What is asked -
Can you write out all the lines word for word, with no pictures?

::: Records provided :::

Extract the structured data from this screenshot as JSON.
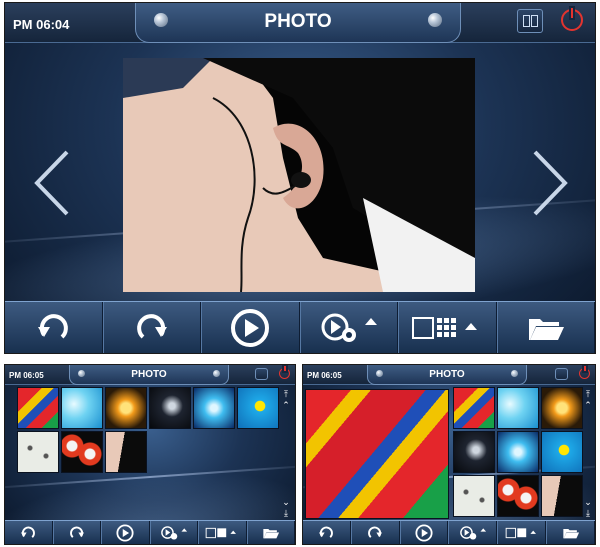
{
  "screens": [
    {
      "id": "main",
      "time": "PM 06:04",
      "title": "PHOTO"
    },
    {
      "id": "grid-left",
      "time": "PM 06:05",
      "title": "PHOTO"
    },
    {
      "id": "grid-right",
      "time": "PM 06:05",
      "title": "PHOTO"
    }
  ],
  "toolbar": {
    "buttons": [
      "rotate-left",
      "rotate-right",
      "play",
      "slideshow-settings",
      "view-mode",
      "open-folder"
    ]
  },
  "colors": {
    "accent": "#e3342f",
    "bar_top": "#3d5a80",
    "bar_bottom": "#18304f",
    "background_dark": "#0a1628"
  }
}
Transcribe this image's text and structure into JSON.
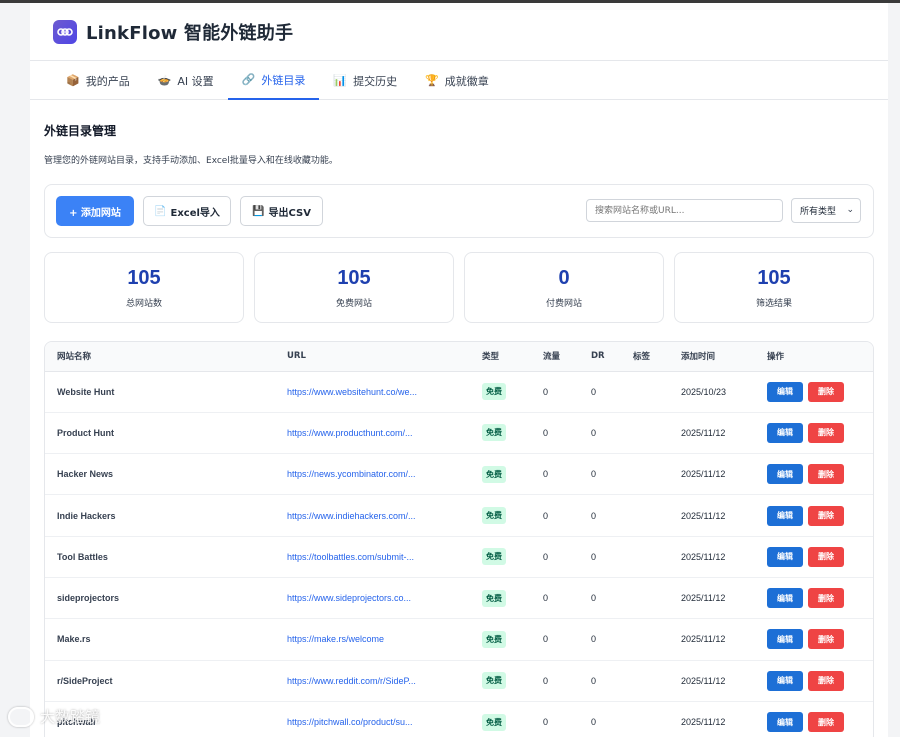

:::

Result of the task -
Extract the structured data from this screenshot as JSON.
{
  "screens": [
    {
      "id": "main",
      "time": "PM 06:04",
      "title": "PHOTO"
    },
    {
      "id": "grid-left",
      "time": "PM 06:05",
      "title": "PHOTO"
    },
    {
      "id": "grid-right",
      "time": "PM 06:05",
      "title": "PHOTO"
    }
  ],
  "toolbar": {
    "buttons": [
      "rotate-left",
      "rotate-right",
      "play",
      "slideshow-settings",
      "view-mode",
      "open-folder"
    ]
  },
  "colors": {
    "accent": "#e3342f",
    "bar_top": "#3d5a80",
    "bar_bottom": "#18304f",
    "background_dark": "#0a1628"
  }
}
Transcribe this image's text and structure into JSON.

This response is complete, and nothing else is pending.